> _Work instructions_: Select the lines that contain "Find" and copy each of them.
Start Dataset extract
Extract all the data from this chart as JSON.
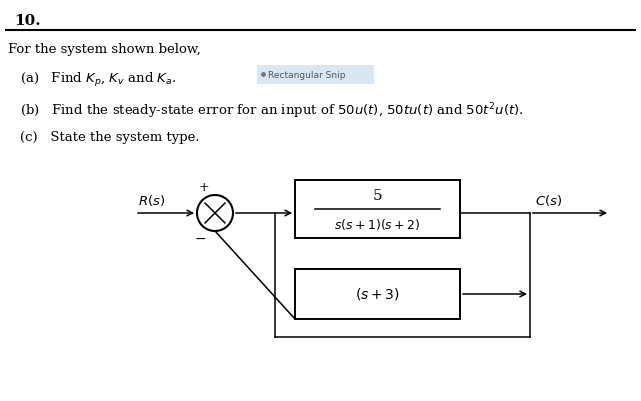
{
  "title_number": "10.",
  "line1": "For the system shown below,",
  "line2a": "(a)   Find $K_p$, $K_v$ and $K_a$.",
  "line2b": "Rectangular Snip",
  "line3": "(b)   Find the steady-state error for an input of $50u(t)$, $50tu(t)$ and $50t^2u(t)$.",
  "line4": "(c)   State the system type.",
  "forward_tf_num": "5",
  "forward_tf_den": "$s(s+1)(s+2)$",
  "feedback_tf": "$(s+3)$",
  "R_label": "$R(s)$",
  "C_label": "$C(s)$",
  "plus_label": "+",
  "minus_label": "−",
  "background": "#ffffff",
  "text_color": "#000000",
  "highlight_color": "#cde0f0",
  "fig_width": 6.41,
  "fig_height": 4.01,
  "dpi": 100
}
End Dataset extract
> _Expected output_:
  "line2a": "(a)   Find $K_p$, $K_v$ and $K_a$.",
  "line3": "(b)   Find the steady-state error for an input of $50u(t)$, $50tu(t)$ and $50t^2u(t)$.",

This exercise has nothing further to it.